Copy all the data exactly, except the pictures.

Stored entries
-- START --
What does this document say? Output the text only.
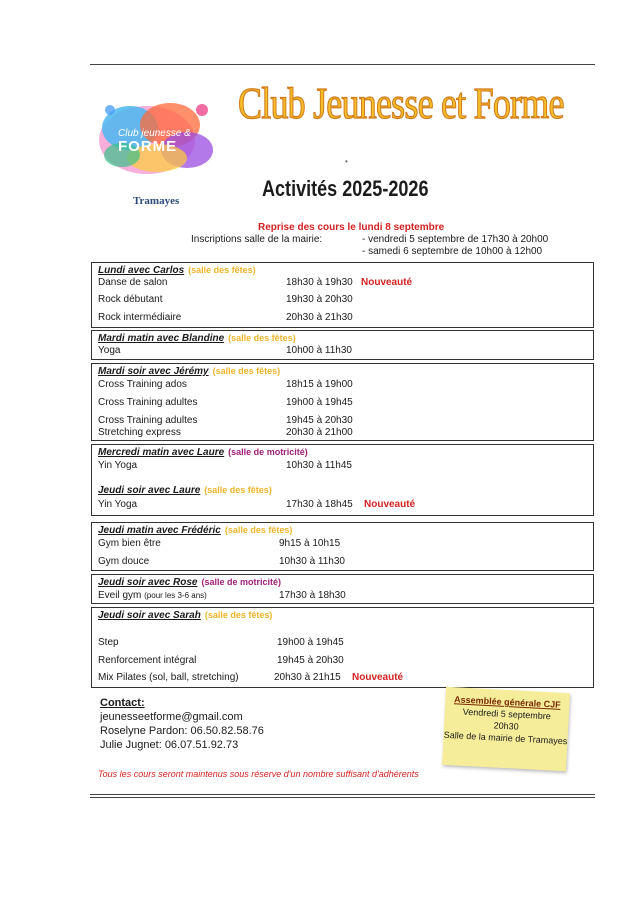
Club jeunesse &
FORME
Tramayes
Club Jeunesse et Forme
•
Activités 2025-2026
Reprise des cours le lundi 8 septembre
Inscriptions salle de la mairie:	- vendredi 5 septembre de 17h30 à 20h00
- samedi 6 septembre de 10h00 à 12h00
Lundi avec Carlos (salle des fêtes)
Danse de salon	18h30 à 19h30 Nouveauté
Rock débutant	19h30 à 20h30
Rock intermédiaire	20h30 à 21h30
Mardi matin avec Blandine (salle des fêtes)
Yoga	10h00 à 11h30
Mardi soir avec Jérémy (salle des fêtes)
Cross Training ados	18h15 à 19h00
Cross Training adultes	19h00 à 19h45
Cross Training adultes	19h45 à 20h30
Stretching express	20h30 à 21h00
Mercredi matin avec Laure (salle de motricité)
Yin Yoga	10h30 à 11h45
Jeudi soir avec Laure (salle des fêtes)
Yin Yoga	17h30 à 18h45 Nouveauté
Jeudi matin avec Frédéric (salle des fêtes)
Gym bien être	9h15 à 10h15
Gym douce	10h30 à 11h30
Jeudi soir avec Rose (salle de motricité)
Eveil gym (pour les 3-6 ans)	17h30 à 18h30
Jeudi soir avec Sarah (salle des fêtes)
Step	19h00 à 19h45
Renforcement intégral	19h45 à 20h30
Mix Pilates (sol, ball, stretching)	20h30 à 21h15 Nouveauté
Contact:
jeunesseetforme@gmail.com
Roselyne Pardon: 06.50.82.58.76
Julie Jugnet: 06.07.51.92.73
Assemblée générale CJF
Vendredi 5 septembre
20h30
Salle de la mairie de Tramayes
Tous les cours seront maintenus sous réserve d'un nombre suffisant d'adhérents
-- END --
| EXERCISE RESULT |
What does this document say? Output the text only.
Club jeunesse &
FORME
Tramayes
Club Jeunesse et Forme
•
Activités 2025-2026
Reprise des cours le lundi 8 septembre
Inscriptions salle de la mairie:	- vendredi 5 septembre de 17h30 à 20h00
- samedi 6 septembre de 10h00 à 12h00
Lundi avec Carlos (salle des fêtes)
Danse de salon	18h30 à 19h30 Nouveauté
Rock débutant	19h30 à 20h30
Rock intermédiaire	20h30 à 21h30
Mardi matin avec Blandine (salle des fêtes)
Yoga	10h00 à 11h30
Mardi soir avec Jérémy (salle des fêtes)
Cross Training ados	18h15 à 19h00
Cross Training adultes	19h00 à 19h45
Cross Training adultes	19h45 à 20h30
Stretching express	20h30 à 21h00
Mercredi matin avec Laure (salle de motricité)
Yin Yoga	10h30 à 11h45
Jeudi soir avec Laure (salle des fêtes)
Yin Yoga	17h30 à 18h45 Nouveauté
Jeudi matin avec Frédéric (salle des fêtes)
Gym bien être	9h15 à 10h15
Gym douce	10h30 à 11h30
Jeudi soir avec Rose (salle de motricité)
Eveil gym (pour les 3-6 ans)	17h30 à 18h30
Jeudi soir avec Sarah (salle des fêtes)
Step	19h00 à 19h45
Renforcement intégral	19h45 à 20h30
Mix Pilates (sol, ball, stretching)	20h30 à 21h15 Nouveauté
Contact:
jeunesseetforme@gmail.com
Roselyne Pardon: 06.50.82.58.76
Julie Jugnet: 06.07.51.92.73
Assemblée générale CJF
Vendredi 5 septembre
20h30
Salle de la mairie de Tramayes
Tous les cours seront maintenus sous réserve d'un nombre suffisant d'adhérents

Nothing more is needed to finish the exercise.